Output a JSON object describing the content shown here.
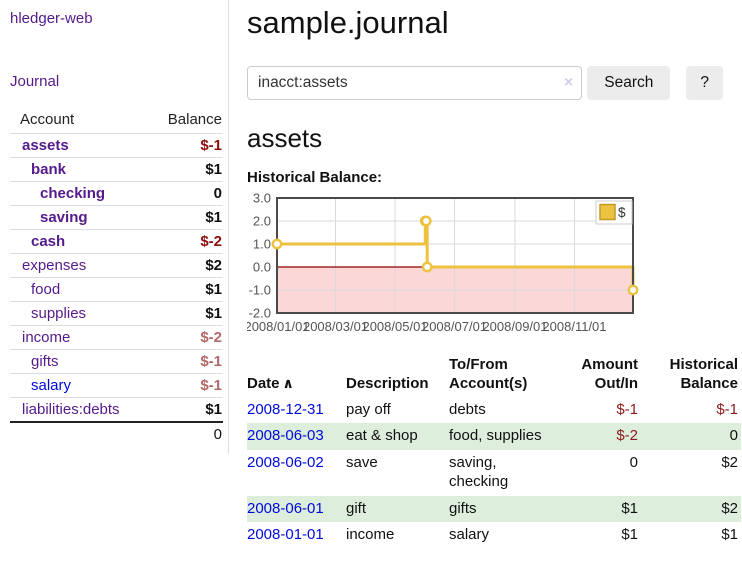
{
  "brand": {
    "label": "hledger-web"
  },
  "nav": {
    "journal": "Journal"
  },
  "header": {
    "title": "sample.journal"
  },
  "search": {
    "value": "inacct:assets",
    "clear_icon": "×",
    "search_button": "Search",
    "help_button": "?"
  },
  "account_page": {
    "heading": "assets",
    "chart_label": "Historical Balance:"
  },
  "sidebar_accounts": {
    "columns": {
      "account": "Account",
      "balance": "Balance"
    },
    "rows": [
      {
        "name": "assets",
        "balance": "$-1",
        "indent": 0,
        "matched": true,
        "link_color": "purple",
        "balance_tone": "neg-strong"
      },
      {
        "name": "bank",
        "balance": "$1",
        "indent": 1,
        "matched": true,
        "link_color": "purple",
        "balance_tone": "pos"
      },
      {
        "name": "checking",
        "balance": "0",
        "indent": 2,
        "matched": true,
        "link_color": "purple",
        "balance_tone": "pos"
      },
      {
        "name": "saving",
        "balance": "$1",
        "indent": 2,
        "matched": true,
        "link_color": "purple",
        "balance_tone": "pos"
      },
      {
        "name": "cash",
        "balance": "$-2",
        "indent": 1,
        "matched": true,
        "link_color": "purple",
        "balance_tone": "neg-strong"
      },
      {
        "name": "expenses",
        "balance": "$2",
        "indent": 0,
        "matched": false,
        "link_color": "purple",
        "balance_tone": "pos"
      },
      {
        "name": "food",
        "balance": "$1",
        "indent": 1,
        "matched": false,
        "link_color": "purple",
        "balance_tone": "pos"
      },
      {
        "name": "supplies",
        "balance": "$1",
        "indent": 1,
        "matched": false,
        "link_color": "purple",
        "balance_tone": "pos"
      },
      {
        "name": "income",
        "balance": "$-2",
        "indent": 0,
        "matched": false,
        "link_color": "purple",
        "balance_tone": "neg-soft"
      },
      {
        "name": "gifts",
        "balance": "$-1",
        "indent": 1,
        "matched": false,
        "link_color": "purple",
        "balance_tone": "neg-soft"
      },
      {
        "name": "salary",
        "balance": "$-1",
        "indent": 1,
        "matched": false,
        "link_color": "blue",
        "balance_tone": "neg-soft"
      },
      {
        "name": "liabilities:debts",
        "balance": "$1",
        "indent": 0,
        "matched": false,
        "link_color": "purple",
        "balance_tone": "pos"
      }
    ],
    "total": "0"
  },
  "chart_data": {
    "type": "line",
    "step": true,
    "title": "Historical Balance:",
    "xrange": [
      "2008-01-01",
      "2008-12-31"
    ],
    "ylim": [
      -2,
      3
    ],
    "yticks": [
      {
        "v": 3,
        "label": "3.0"
      },
      {
        "v": 2,
        "label": "2.0"
      },
      {
        "v": 1,
        "label": "1.0"
      },
      {
        "v": 0,
        "label": "0.0"
      },
      {
        "v": -1,
        "label": "-1.0"
      },
      {
        "v": -2,
        "label": "-2.0"
      }
    ],
    "xticks": [
      {
        "date": "2008-01-01",
        "label": "2008/01/01"
      },
      {
        "date": "2008-03-01",
        "label": "2008/03/01"
      },
      {
        "date": "2008-05-01",
        "label": "2008/05/01"
      },
      {
        "date": "2008-07-01",
        "label": "2008/07/01"
      },
      {
        "date": "2008-09-01",
        "label": "2008/09/01"
      },
      {
        "date": "2008-11-01",
        "label": "2008/11/01"
      }
    ],
    "series": [
      {
        "name": "$",
        "color": "#EDC240",
        "points": [
          {
            "date": "2008-01-01",
            "y": 1
          },
          {
            "date": "2008-06-01",
            "y": 2
          },
          {
            "date": "2008-06-02",
            "y": 2
          },
          {
            "date": "2008-06-03",
            "y": 0
          },
          {
            "date": "2008-12-31",
            "y": -1
          }
        ]
      }
    ],
    "legend": {
      "label": "$",
      "position": "top-right"
    },
    "grid": true,
    "colors": {
      "negative_region": "#fbd7d7",
      "zero_line": "#8b0000",
      "grid": "#dadada",
      "border": "#4a4a4a",
      "tick_text": "#545454"
    }
  },
  "transactions": {
    "sort_icon": "∧",
    "columns": {
      "date": "Date",
      "description": "Description",
      "accounts": "To/From Account(s)",
      "amount": "Amount Out/In",
      "balance": "Historical Balance"
    },
    "rows": [
      {
        "date": "2008-12-31",
        "description": "pay off",
        "accounts": "debts",
        "amount": "$-1",
        "balance": "$-1"
      },
      {
        "date": "2008-06-03",
        "description": "eat & shop",
        "accounts": "food, supplies",
        "amount": "$-2",
        "balance": "0"
      },
      {
        "date": "2008-06-02",
        "description": "save",
        "accounts": "saving, checking",
        "amount": "0",
        "balance": "$2"
      },
      {
        "date": "2008-06-01",
        "description": "gift",
        "accounts": "gifts",
        "amount": "$1",
        "balance": "$2"
      },
      {
        "date": "2008-01-01",
        "description": "income",
        "accounts": "salary",
        "amount": "$1",
        "balance": "$1"
      }
    ]
  }
}
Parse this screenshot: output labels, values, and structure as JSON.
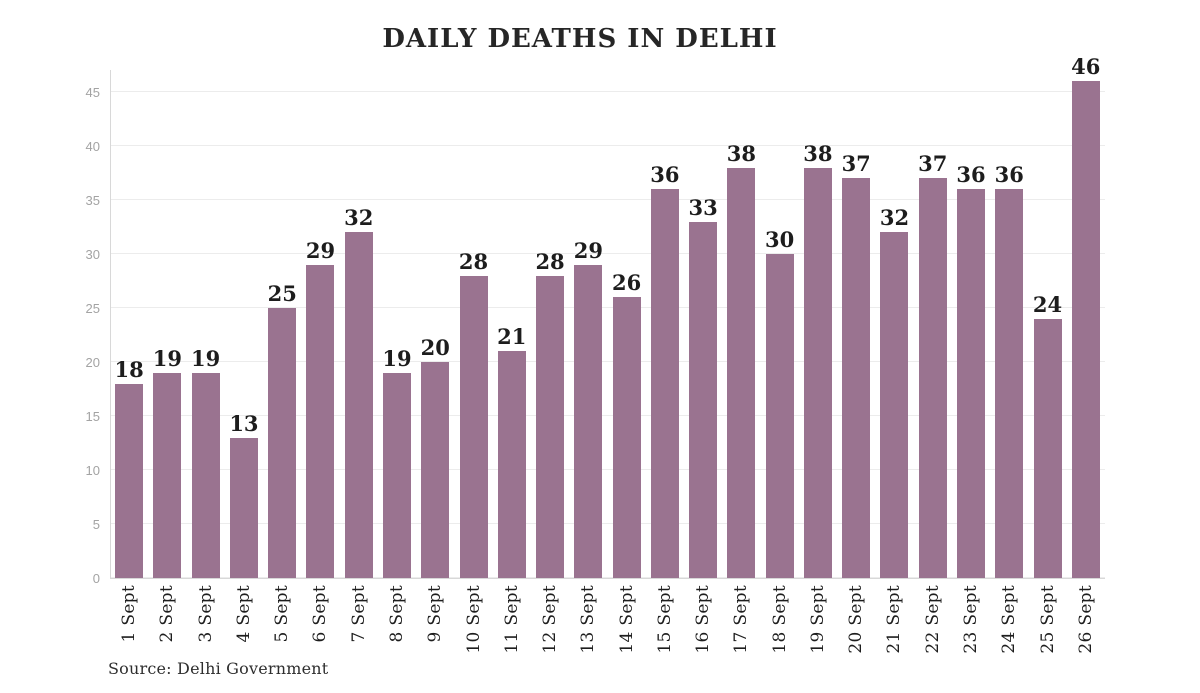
{
  "chart_data": {
    "type": "bar",
    "title": "DAILY DEATHS IN DELHI",
    "source": "Source: Delhi Government",
    "categories": [
      "1 Sept",
      "2 Sept",
      "3 Sept",
      "4 Sept",
      "5 Sept",
      "6 Sept",
      "7 Sept",
      "8 Sept",
      "9 Sept",
      "10 Sept",
      "11 Sept",
      "12 Sept",
      "13 Sept",
      "14 Sept",
      "15 Sept",
      "16 Sept",
      "17 Sept",
      "18 Sept",
      "19 Sept",
      "20 Sept",
      "21 Sept",
      "22 Sept",
      "23 Sept",
      "24 Sept",
      "25 Sept",
      "26 Sept"
    ],
    "values": [
      18,
      19,
      19,
      13,
      25,
      29,
      32,
      19,
      20,
      28,
      21,
      28,
      29,
      26,
      36,
      33,
      38,
      30,
      38,
      37,
      32,
      37,
      36,
      36,
      24,
      46
    ],
    "xlabel": "",
    "ylabel": "",
    "ylim": [
      0,
      46.5
    ],
    "yticks": [
      0,
      5,
      10,
      15,
      20,
      25,
      30,
      35,
      40,
      45
    ],
    "grid": "horizontal",
    "legend": "none",
    "bar_color": "#9a7390",
    "label_color": "#1d1d1d",
    "tick_color": "#a3a3a3",
    "gridline_color": "#ececec",
    "axis_color": "#d8d8d8"
  }
}
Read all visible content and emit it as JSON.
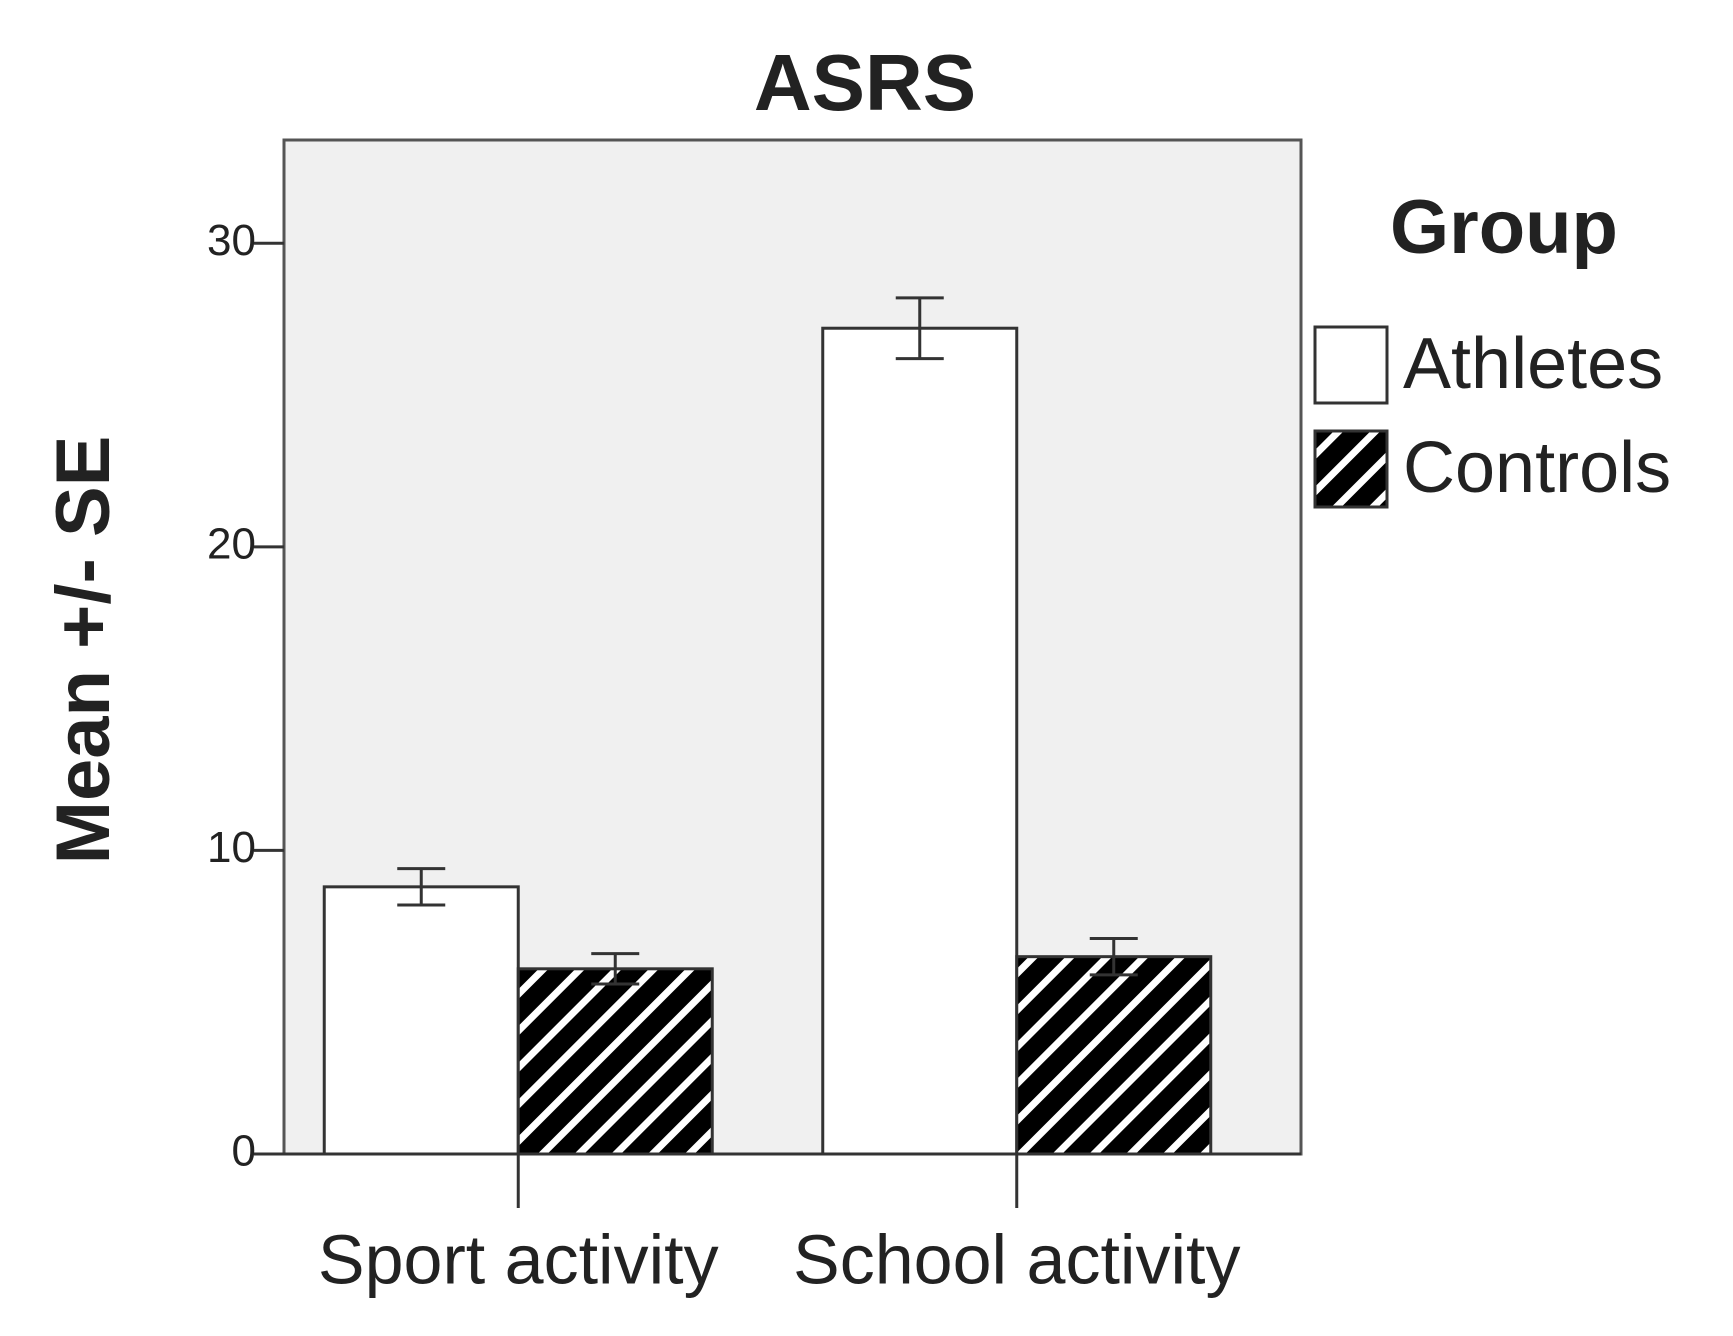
{
  "chart_data": {
    "type": "bar",
    "title": "ASRS",
    "ylabel": "Mean +/- SE",
    "categories": [
      "Sport activity",
      "School activity"
    ],
    "legend_title": "Group",
    "legend": "right",
    "series": [
      {
        "name": "Athletes",
        "color": "#ffffff",
        "values": [
          8.8,
          27.2
        ],
        "errors": [
          0.6,
          1.0
        ]
      },
      {
        "name": "Controls",
        "color": "#000000",
        "hatch": true,
        "values": [
          6.1,
          6.5
        ],
        "errors": [
          0.5,
          0.6
        ]
      }
    ],
    "ylim": [
      0,
      33.4
    ],
    "yticks": [
      0,
      10,
      20,
      30
    ],
    "background": "#f0f0f0"
  }
}
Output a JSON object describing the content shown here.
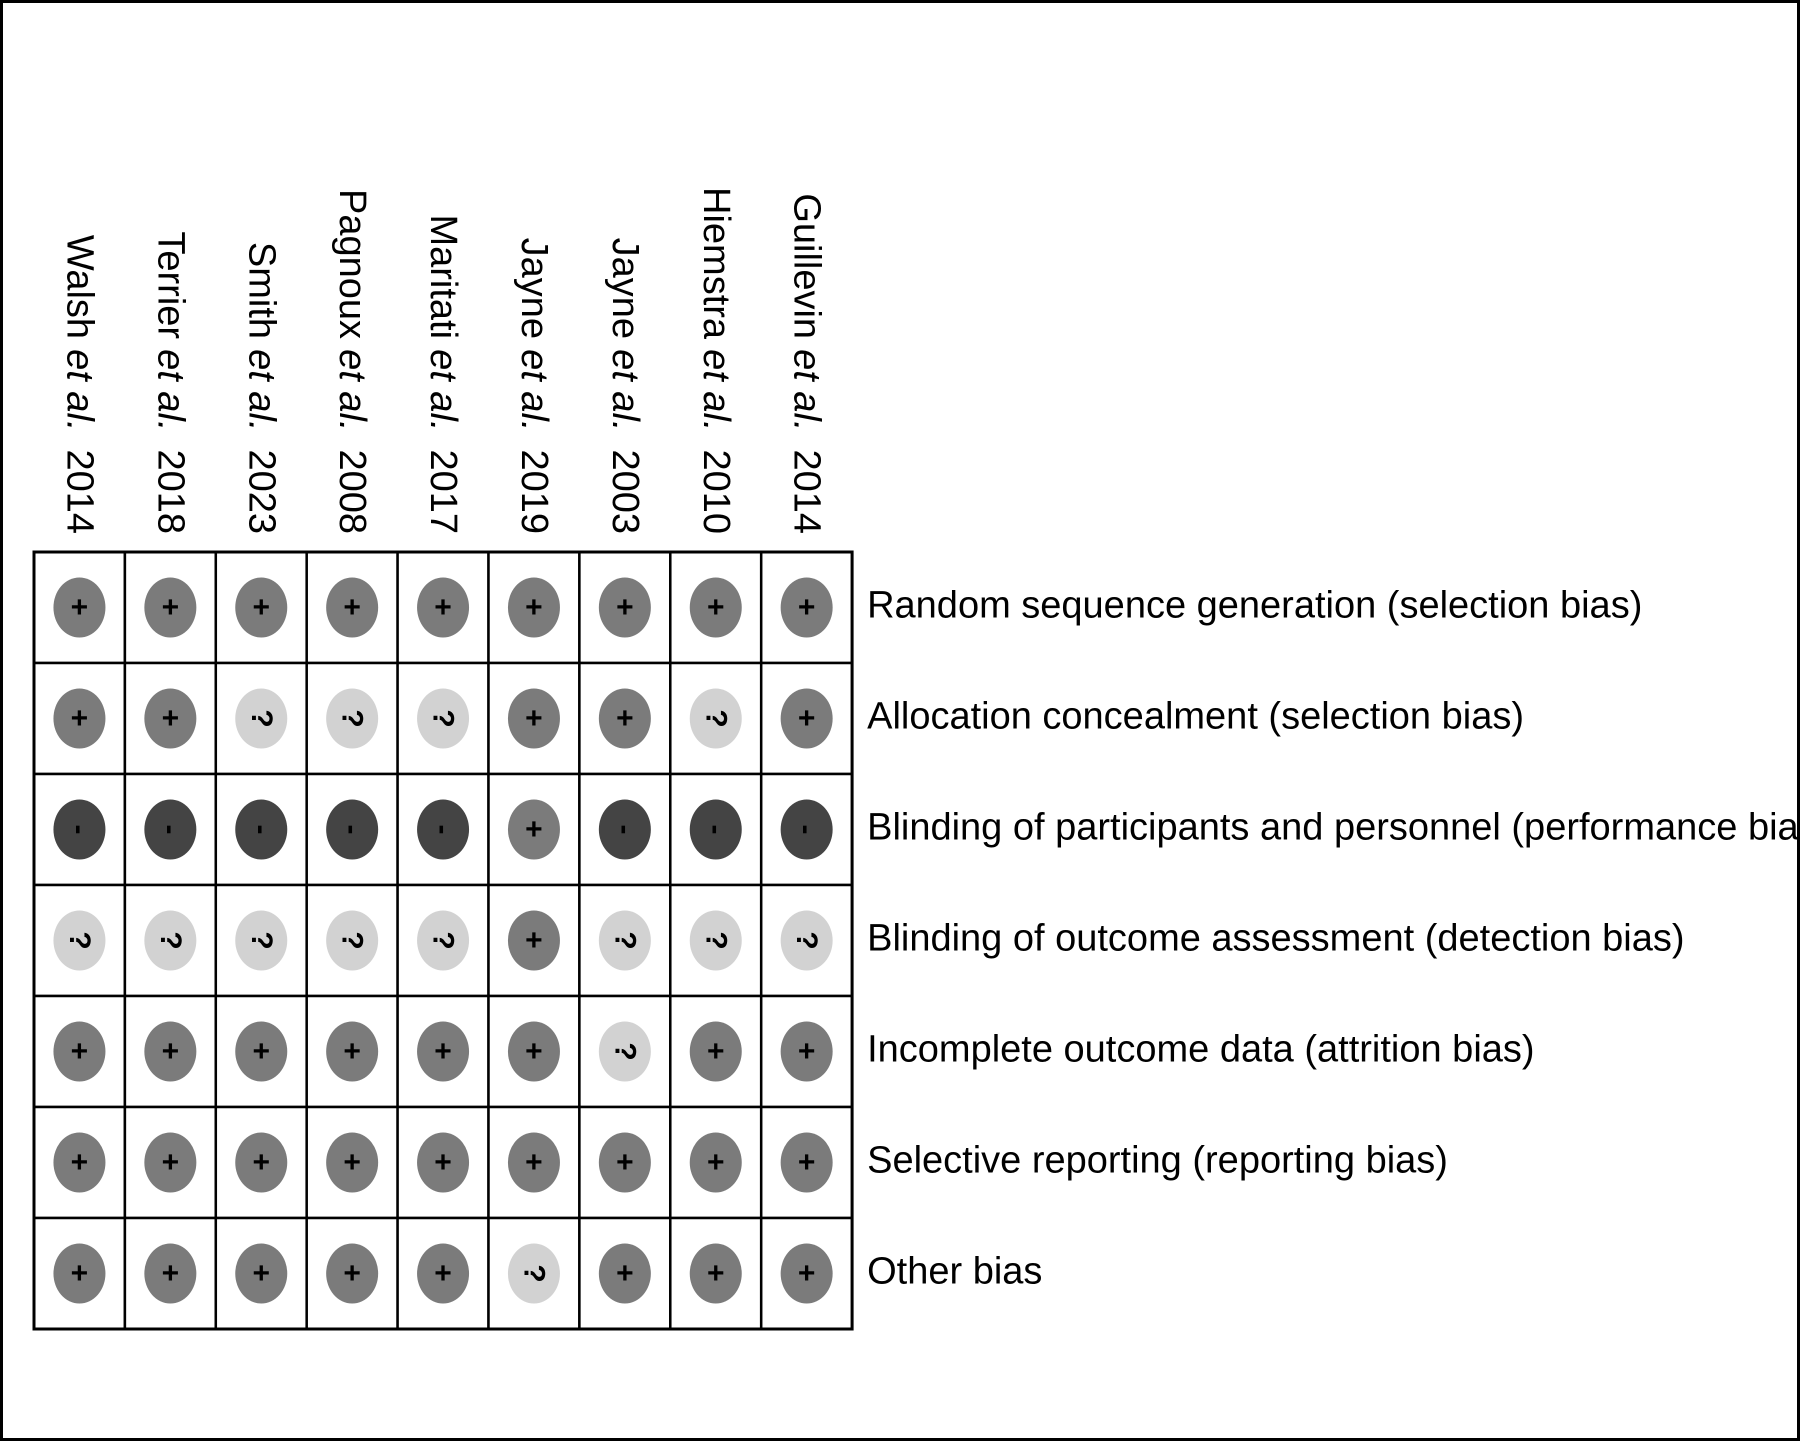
{
  "studies": [
    {
      "name": "Walsh",
      "etal": "et al.",
      "year": "2014"
    },
    {
      "name": "Terrier",
      "etal": "et al.",
      "year": "2018"
    },
    {
      "name": "Smith",
      "etal": "et al.",
      "year": "2023"
    },
    {
      "name": "Pagnoux",
      "etal": "et al.",
      "year": "2008"
    },
    {
      "name": "Maritati",
      "etal": "et al.",
      "year": "2017"
    },
    {
      "name": "Jayne",
      "etal": "et al.",
      "year": "2019"
    },
    {
      "name": "Jayne",
      "etal": "et al.",
      "year": "2003"
    },
    {
      "name": "Hiemstra",
      "etal": "et al.",
      "year": "2010"
    },
    {
      "name": "Guillevin",
      "etal": "et al.",
      "year": "2014"
    }
  ],
  "domains": [
    "Random sequence generation (selection bias)",
    "Allocation concealment (selection bias)",
    "Blinding of participants and personnel (performance bias)",
    "Blinding of outcome assessment (detection bias)",
    "Incomplete outcome data (attrition bias)",
    "Selective reporting (reporting bias)",
    "Other bias"
  ],
  "judgments": [
    [
      "+",
      "+",
      "+",
      "+",
      "+",
      "+",
      "+",
      "+",
      "+"
    ],
    [
      "+",
      "+",
      "?",
      "?",
      "?",
      "+",
      "+",
      "?",
      "+"
    ],
    [
      "-",
      "-",
      "-",
      "-",
      "-",
      "+",
      "-",
      "-",
      "-"
    ],
    [
      "?",
      "?",
      "?",
      "?",
      "?",
      "+",
      "?",
      "?",
      "?"
    ],
    [
      "+",
      "+",
      "+",
      "+",
      "+",
      "+",
      "?",
      "+",
      "+"
    ],
    [
      "+",
      "+",
      "+",
      "+",
      "+",
      "+",
      "+",
      "+",
      "+"
    ],
    [
      "+",
      "+",
      "+",
      "+",
      "+",
      "?",
      "+",
      "+",
      "+"
    ]
  ],
  "colors": {
    "+": "#7b7b7b",
    "?": "#d2d2d2",
    "-": "#444444"
  }
}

• _Task instructions_
Find the lines holding "checking" and list every one.

• _Task output_
        "name": "checking",
        "accounts": "saving, checking",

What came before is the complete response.